Directions> Transcribe the full listing exactly, and drop every picture.

Given data>
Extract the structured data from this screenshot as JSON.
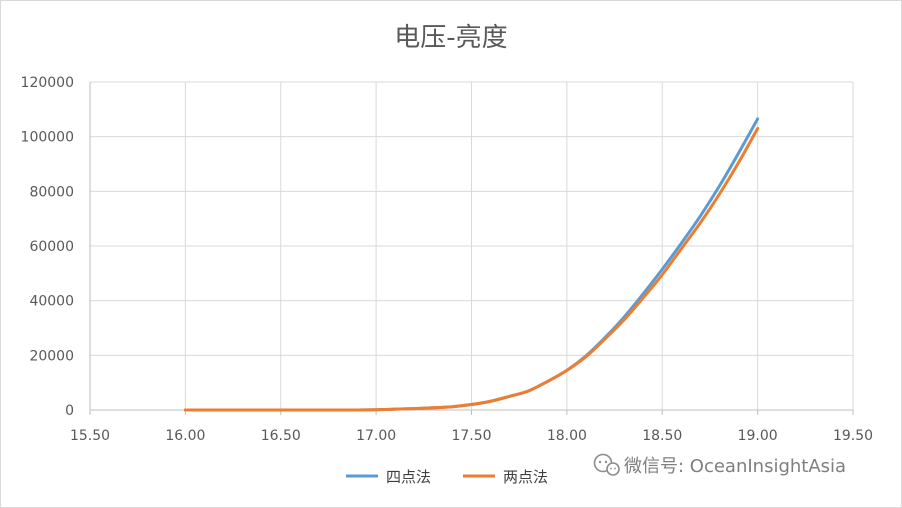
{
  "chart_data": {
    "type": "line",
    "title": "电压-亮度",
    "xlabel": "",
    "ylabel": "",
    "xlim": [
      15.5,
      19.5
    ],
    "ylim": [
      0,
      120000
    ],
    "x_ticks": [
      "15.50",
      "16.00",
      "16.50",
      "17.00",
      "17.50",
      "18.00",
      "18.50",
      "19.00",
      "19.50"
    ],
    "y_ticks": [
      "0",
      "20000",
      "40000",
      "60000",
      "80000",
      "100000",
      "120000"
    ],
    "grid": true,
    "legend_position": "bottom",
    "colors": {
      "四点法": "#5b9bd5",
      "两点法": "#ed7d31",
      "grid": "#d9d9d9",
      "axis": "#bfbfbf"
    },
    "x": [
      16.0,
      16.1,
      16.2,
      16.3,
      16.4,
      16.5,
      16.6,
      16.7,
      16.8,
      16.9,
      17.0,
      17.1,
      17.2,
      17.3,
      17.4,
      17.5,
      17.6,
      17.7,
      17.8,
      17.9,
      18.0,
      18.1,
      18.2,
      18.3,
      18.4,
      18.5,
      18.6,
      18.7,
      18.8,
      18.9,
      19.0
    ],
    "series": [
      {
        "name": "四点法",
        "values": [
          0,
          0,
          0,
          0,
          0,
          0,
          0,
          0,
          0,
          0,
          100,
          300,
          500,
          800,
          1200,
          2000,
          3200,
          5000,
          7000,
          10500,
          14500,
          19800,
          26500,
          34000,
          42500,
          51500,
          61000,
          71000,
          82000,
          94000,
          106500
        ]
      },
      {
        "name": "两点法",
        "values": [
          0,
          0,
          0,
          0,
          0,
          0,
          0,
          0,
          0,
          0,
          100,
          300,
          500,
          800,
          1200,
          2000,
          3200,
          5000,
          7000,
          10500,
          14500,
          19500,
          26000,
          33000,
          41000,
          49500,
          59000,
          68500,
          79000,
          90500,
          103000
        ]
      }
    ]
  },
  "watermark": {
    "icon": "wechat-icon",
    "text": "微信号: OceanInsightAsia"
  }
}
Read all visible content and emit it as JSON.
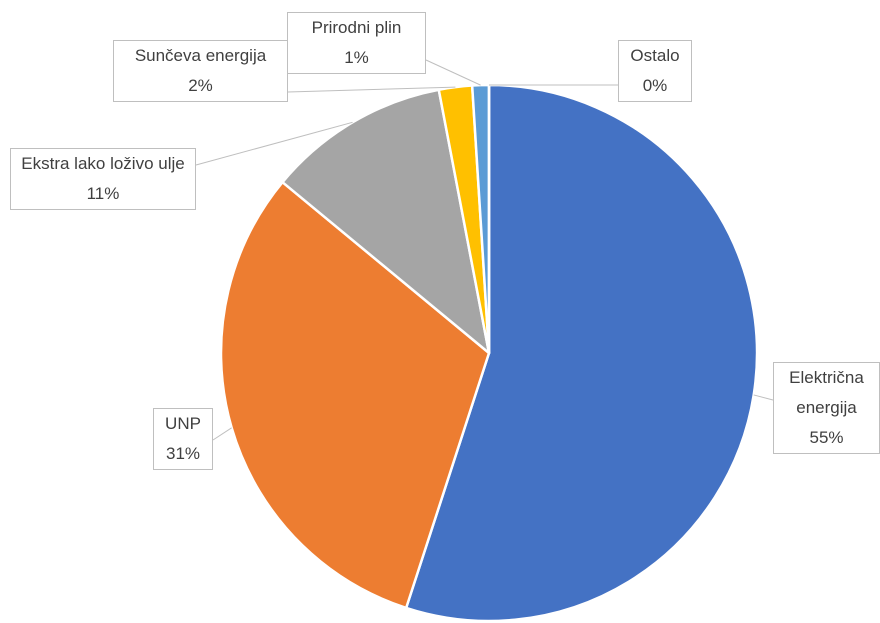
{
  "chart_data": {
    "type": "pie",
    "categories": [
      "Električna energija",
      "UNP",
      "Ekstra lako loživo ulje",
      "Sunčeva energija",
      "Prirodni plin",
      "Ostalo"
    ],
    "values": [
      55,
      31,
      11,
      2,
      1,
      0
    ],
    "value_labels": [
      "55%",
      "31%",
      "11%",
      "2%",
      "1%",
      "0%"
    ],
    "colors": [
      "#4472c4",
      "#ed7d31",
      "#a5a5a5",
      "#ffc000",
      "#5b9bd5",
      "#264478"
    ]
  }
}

Output>
Extract the structured data from this screenshot as JSON.
{
  "chart_data": {
    "type": "line",
    "title": "电压-亮度",
    "xlabel": "",
    "ylabel": "",
    "xlim": [
      15.5,
      19.5
    ],
    "ylim": [
      0,
      120000
    ],
    "x_ticks": [
      "15.50",
      "16.00",
      "16.50",
      "17.00",
      "17.50",
      "18.00",
      "18.50",
      "19.00",
      "19.50"
    ],
    "y_ticks": [
      "0",
      "20000",
      "40000",
      "60000",
      "80000",
      "100000",
      "120000"
    ],
    "grid": true,
    "legend_position": "bottom",
    "colors": {
      "四点法": "#5b9bd5",
      "两点法": "#ed7d31",
      "grid": "#d9d9d9",
      "axis": "#bfbfbf"
    },
    "x": [
      16.0,
      16.1,
      16.2,
      16.3,
      16.4,
      16.5,
      16.6,
      16.7,
      16.8,
      16.9,
      17.0,
      17.1,
      17.2,
      17.3,
      17.4,
      17.5,
      17.6,
      17.7,
      17.8,
      17.9,
      18.0,
      18.1,
      18.2,
      18.3,
      18.4,
      18.5,
      18.6,
      18.7,
      18.8,
      18.9,
      19.0
    ],
    "series": [
      {
        "name": "四点法",
        "values": [
          0,
          0,
          0,
          0,
          0,
          0,
          0,
          0,
          0,
          0,
          100,
          300,
          500,
          800,
          1200,
          2000,
          3200,
          5000,
          7000,
          10500,
          14500,
          19800,
          26500,
          34000,
          42500,
          51500,
          61000,
          71000,
          82000,
          94000,
          106500
        ]
      },
      {
        "name": "两点法",
        "values": [
          0,
          0,
          0,
          0,
          0,
          0,
          0,
          0,
          0,
          0,
          100,
          300,
          500,
          800,
          1200,
          2000,
          3200,
          5000,
          7000,
          10500,
          14500,
          19500,
          26000,
          33000,
          41000,
          49500,
          59000,
          68500,
          79000,
          90500,
          103000
        ]
      }
    ]
  },
  "watermark": {
    "icon": "wechat-icon",
    "text": "微信号: OceanInsightAsia"
  }
}
Read all visible content and emit it as JSON.
{
  "chart_data": {
    "type": "pie",
    "categories": [
      "Električna energija",
      "UNP",
      "Ekstra lako loživo ulje",
      "Sunčeva energija",
      "Prirodni plin",
      "Ostalo"
    ],
    "values": [
      55,
      31,
      11,
      2,
      1,
      0
    ],
    "value_labels": [
      "55%",
      "31%",
      "11%",
      "2%",
      "1%",
      "0%"
    ],
    "colors": [
      "#4472c4",
      "#ed7d31",
      "#a5a5a5",
      "#ffc000",
      "#5b9bd5",
      "#264478"
    ]
  }
}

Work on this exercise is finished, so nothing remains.